Stated exercise:
Below is a block of records. Copy every line in it that contains the word "temu".

════════════════

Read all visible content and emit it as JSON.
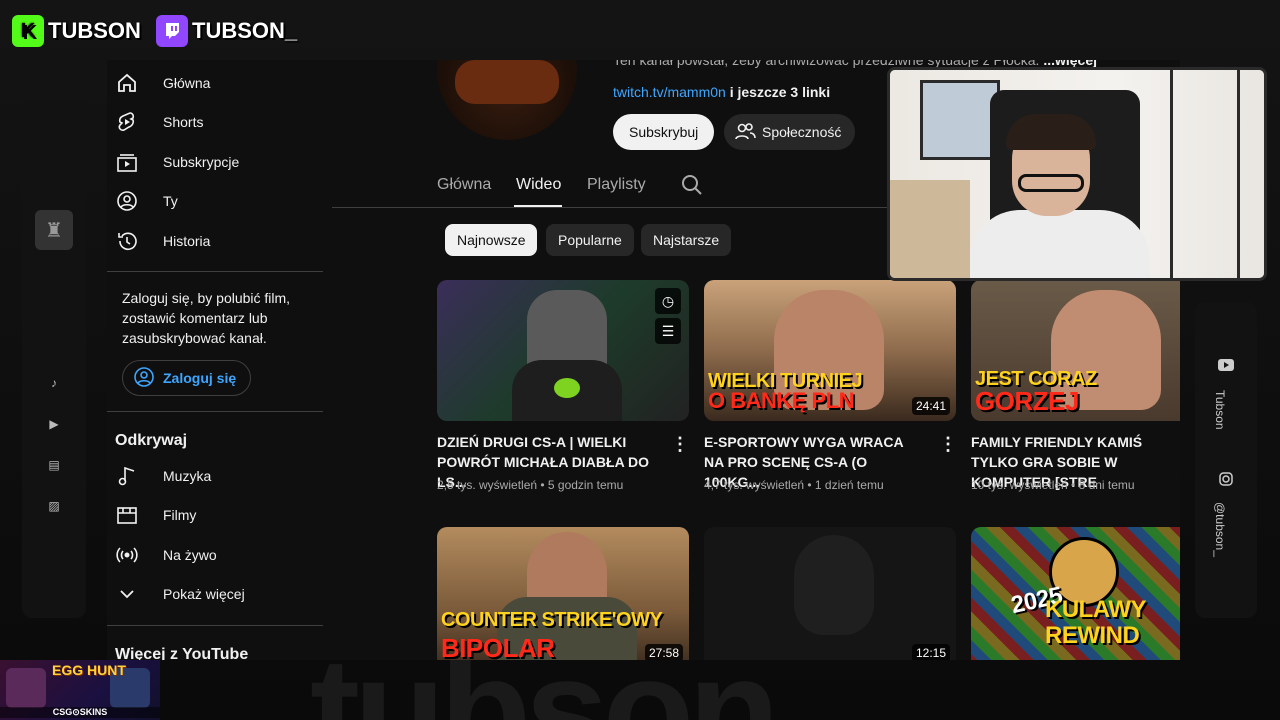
{
  "overlay": {
    "kick_name": "TUBSON",
    "twitch_name": "TUBSON_",
    "watermark": "tubson",
    "right_rail": {
      "youtube_label": "Tubson",
      "instagram_label": "@tubson_"
    }
  },
  "sidebar": {
    "items": [
      {
        "label": "Główna",
        "icon": "home-icon"
      },
      {
        "label": "Shorts",
        "icon": "shorts-icon"
      },
      {
        "label": "Subskrypcje",
        "icon": "subscriptions-icon"
      },
      {
        "label": "Ty",
        "icon": "account-icon"
      },
      {
        "label": "Historia",
        "icon": "history-icon"
      }
    ],
    "login_prompt": "Zaloguj się, by polubić film, zostawić komentarz lub zasubskrybować kanał.",
    "login_button": "Zaloguj się",
    "explore_heading": "Odkrywaj",
    "explore_items": [
      {
        "label": "Muzyka",
        "icon": "music-icon"
      },
      {
        "label": "Filmy",
        "icon": "film-icon"
      },
      {
        "label": "Na żywo",
        "icon": "live-icon"
      },
      {
        "label": "Pokaż więcej",
        "icon": "chevron-down-icon"
      }
    ],
    "more_heading": "Więcej z YouTube"
  },
  "channel": {
    "description": "Ten kanał powstał, żeby archiwizować przedziwne sytuacje z Płocka.",
    "description_more": "...więcej",
    "link": "twitch.tv/mamm0n",
    "link_suffix": "i jeszcze 3 linki",
    "subscribe": "Subskrybuj",
    "community": "Społeczność"
  },
  "tabs": [
    {
      "label": "Główna",
      "active": false
    },
    {
      "label": "Wideo",
      "active": true
    },
    {
      "label": "Playlisty",
      "active": false
    }
  ],
  "chips": [
    {
      "label": "Najnowsze",
      "active": true
    },
    {
      "label": "Popularne",
      "active": false
    },
    {
      "label": "Najstarsze",
      "active": false
    }
  ],
  "videos": [
    {
      "title": "DZIEŃ DRUGI CS-a | WIELKI POWRÓT MICHAŁA DIABŁA DO LS...",
      "meta": "2,5 tys. wyświetleń • 5 godzin temu",
      "duration": "",
      "cap1": "",
      "cap2": ""
    },
    {
      "title": "E-SPORTOWY WYGA WRACA NA PRO SCENĘ CS-a (O 100KG...",
      "meta": "4,7 tys. wyświetleń • 1 dzień temu",
      "duration": "24:41",
      "cap1": "WIELKI TURNIEJ",
      "cap2": "O BANKĘ PLN"
    },
    {
      "title": "FAMILY FRIENDLY KAMIŚ TYLKO GRA SOBIE W KOMPUTER [STRE",
      "meta": "10 tys. wyświetleń • 8 dni temu",
      "duration": "",
      "cap1": "JEST CORAZ",
      "cap2": "GORZEJ"
    },
    {
      "duration": "27:58",
      "cap1": "COUNTER STRIKE'OWY",
      "cap2": "BIPOLAR"
    },
    {
      "duration": "12:15"
    },
    {
      "duration": "",
      "cap1": "2025",
      "cap2": "KULAWY REWIND"
    }
  ],
  "promo": {
    "title": "EGG HUNT",
    "brand": "CSG⊙SKINS"
  }
}
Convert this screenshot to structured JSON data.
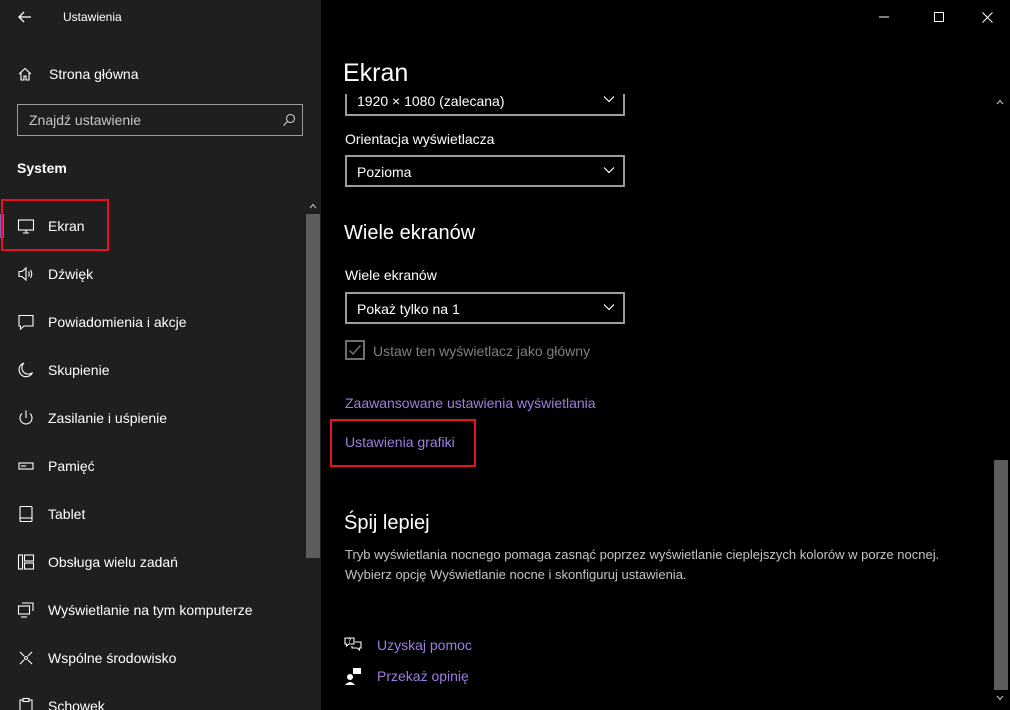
{
  "window": {
    "title": "Ustawienia",
    "controls": [
      "minimize",
      "maximize",
      "close"
    ]
  },
  "sidebar": {
    "home_label": "Strona główna",
    "search_placeholder": "Znajdź ustawienie",
    "section_label": "System",
    "items": [
      {
        "label": "Ekran",
        "icon": "monitor-icon",
        "active": true
      },
      {
        "label": "Dźwięk",
        "icon": "speaker-icon"
      },
      {
        "label": "Powiadomienia i akcje",
        "icon": "notification-icon"
      },
      {
        "label": "Skupienie",
        "icon": "moon-icon"
      },
      {
        "label": "Zasilanie i uśpienie",
        "icon": "power-icon"
      },
      {
        "label": "Pamięć",
        "icon": "storage-icon"
      },
      {
        "label": "Tablet",
        "icon": "tablet-icon"
      },
      {
        "label": "Obsługa wielu zadań",
        "icon": "multitasking-icon"
      },
      {
        "label": "Wyświetlanie na tym komputerze",
        "icon": "project-icon"
      },
      {
        "label": "Wspólne środowisko",
        "icon": "shared-experiences-icon"
      },
      {
        "label": "Schowek",
        "icon": "clipboard-icon"
      }
    ]
  },
  "main": {
    "title": "Ekran",
    "resolution_value": "1920 × 1080 (zalecana)",
    "orientation": {
      "label": "Orientacja wyświetlacza",
      "value": "Pozioma"
    },
    "multiple_displays": {
      "heading": "Wiele ekranów",
      "label": "Wiele ekranów",
      "value": "Pokaż tylko na 1",
      "checkbox_label": "Ustaw ten wyświetlacz jako główny",
      "checkbox_checked": true
    },
    "links": {
      "advanced": "Zaawansowane ustawienia wyświetlania",
      "graphics": "Ustawienia grafiki"
    },
    "sleep_better": {
      "heading": "Śpij lepiej",
      "description": "Tryb wyświetlania nocnego pomaga zasnąć poprzez wyświetlanie cieplejszych kolorów w porze nocnej. Wybierz opcję Wyświetlanie nocne i skonfiguruj ustawienia."
    },
    "help": {
      "get_help": "Uzyskaj pomoc",
      "feedback": "Przekaż opinię"
    }
  },
  "colors": {
    "accent": "#7e5cc4",
    "link": "#9d7fe0",
    "highlight": "#e81123",
    "sidebar_bg": "#1f1f1f",
    "content_bg": "#000000"
  }
}
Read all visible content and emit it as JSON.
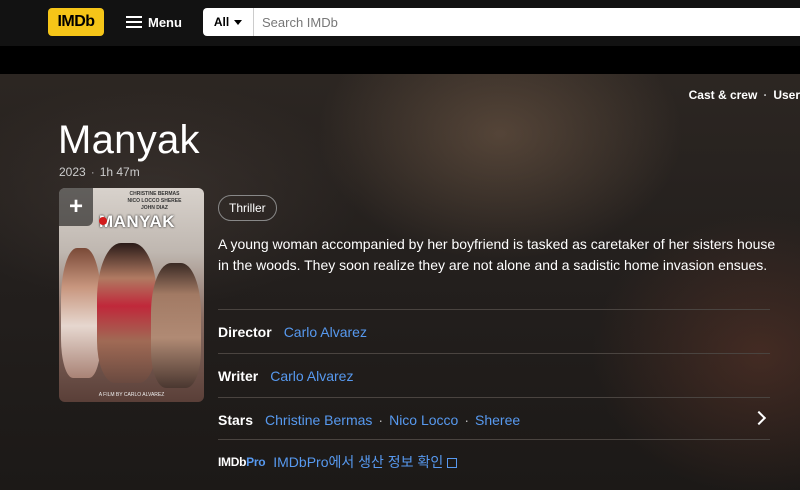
{
  "nav": {
    "logo": "IMDb",
    "menu_label": "Menu",
    "search_category": "All",
    "search_placeholder": "Search IMDb"
  },
  "top_links": [
    "Cast & crew",
    "User"
  ],
  "movie": {
    "title": "Manyak",
    "year": "2023",
    "runtime": "1h 47m",
    "genre": "Thriller",
    "plot": "A young woman accompanied by her boyfriend is tasked as caretaker of her sisters house in the woods. They soon realize they are not alone and a sadistic home invasion ensues.",
    "director_label": "Director",
    "director": "Carlo Alvarez",
    "writer_label": "Writer",
    "writer": "Carlo Alvarez",
    "stars_label": "Stars",
    "stars": [
      "Christine Bermas",
      "Nico Locco",
      "Sheree"
    ]
  },
  "poster": {
    "title_text": "MANYAK",
    "cast_text": "CHRISTINE BERMAS",
    "cast_sub": "NICO LOCCO   SHEREE",
    "cast_sub2": "JOHN DIAZ",
    "foot_text": "A FILM BY CARLO ALVAREZ"
  },
  "imdbpro": {
    "logo_a": "IMDb",
    "logo_b": "Pro",
    "link_text": "IMDbPro에서 생산 정보 확인"
  },
  "colors": {
    "imdb_yellow": "#f5c518",
    "link_blue": "#5799ef"
  }
}
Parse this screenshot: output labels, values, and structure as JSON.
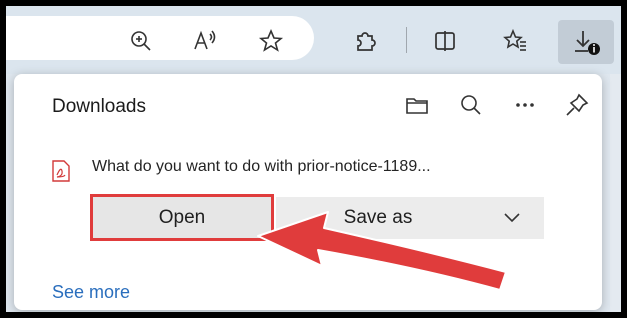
{
  "toolbar": {
    "icons": [
      "zoom-icon",
      "read-aloud-icon",
      "favorite-star-icon",
      "extensions-icon",
      "split-screen-icon",
      "favorites-icon",
      "downloads-icon"
    ],
    "downloads_active": true
  },
  "downloads_panel": {
    "title": "Downloads",
    "header_icons": [
      "folder-icon",
      "search-icon",
      "more-options-icon",
      "pin-icon"
    ],
    "item": {
      "file_icon": "pdf-file-icon",
      "prompt": "What do you want to do with prior-notice-1189...",
      "actions": {
        "open": "Open",
        "save_as": "Save as"
      }
    },
    "see_more": "See more"
  },
  "annotation": {
    "highlight_color": "#e03c3c",
    "target": "Open"
  },
  "colors": {
    "accent_link": "#2a6ebd",
    "highlight": "#e03c3c"
  }
}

════════════════

Task response:
      "meta": "2,5 tys. wyświetleń • 5 godzin temu",
      "meta": "4,7 tys. wyświetleń • 1 dzień temu",
      "meta": "10 tys. wyświetleń • 8 dni temu",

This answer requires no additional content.